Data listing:

##########

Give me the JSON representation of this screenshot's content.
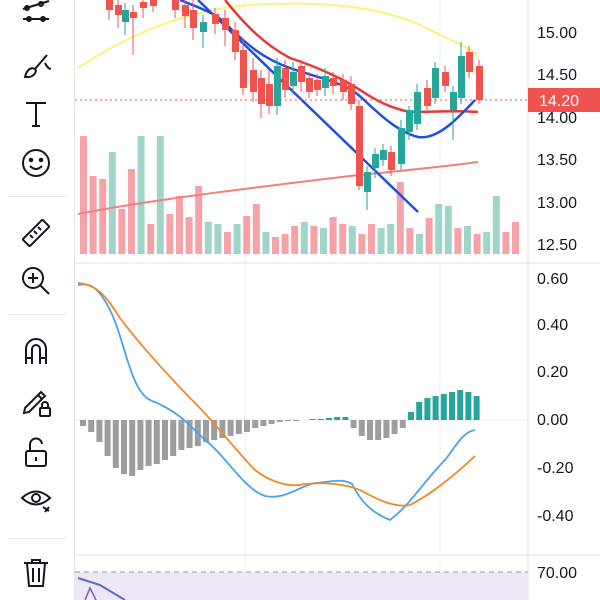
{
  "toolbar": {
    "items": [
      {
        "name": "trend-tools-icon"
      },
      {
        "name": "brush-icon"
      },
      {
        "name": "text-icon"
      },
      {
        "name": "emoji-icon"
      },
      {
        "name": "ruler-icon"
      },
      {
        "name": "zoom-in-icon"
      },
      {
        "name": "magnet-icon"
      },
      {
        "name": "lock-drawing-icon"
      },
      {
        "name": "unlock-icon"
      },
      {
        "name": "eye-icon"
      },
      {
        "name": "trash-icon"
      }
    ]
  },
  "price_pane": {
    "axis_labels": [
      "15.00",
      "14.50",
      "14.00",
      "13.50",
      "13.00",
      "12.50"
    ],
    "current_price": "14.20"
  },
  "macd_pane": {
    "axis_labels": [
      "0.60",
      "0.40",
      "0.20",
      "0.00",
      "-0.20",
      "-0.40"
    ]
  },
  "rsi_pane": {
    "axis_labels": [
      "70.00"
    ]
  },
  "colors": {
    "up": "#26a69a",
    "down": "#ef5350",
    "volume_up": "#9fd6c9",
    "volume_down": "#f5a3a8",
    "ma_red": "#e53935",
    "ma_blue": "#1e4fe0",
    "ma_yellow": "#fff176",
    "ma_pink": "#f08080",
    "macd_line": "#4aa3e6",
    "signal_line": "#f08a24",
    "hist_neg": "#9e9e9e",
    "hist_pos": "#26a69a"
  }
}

##########

(Problem description)
Return each line of the listing that holds the string "icon".

(Written solution)
        "name": "trend-tools-icon"
        "name": "brush-icon"
        "name": "text-icon"
        "name": "emoji-icon"
        "name": "ruler-icon"
        "name": "zoom-in-icon"
        "name": "magnet-icon"
        "name": "lock-drawing-icon"
        "name": "unlock-icon"
        "name": "eye-icon"
        "name": "trash-icon"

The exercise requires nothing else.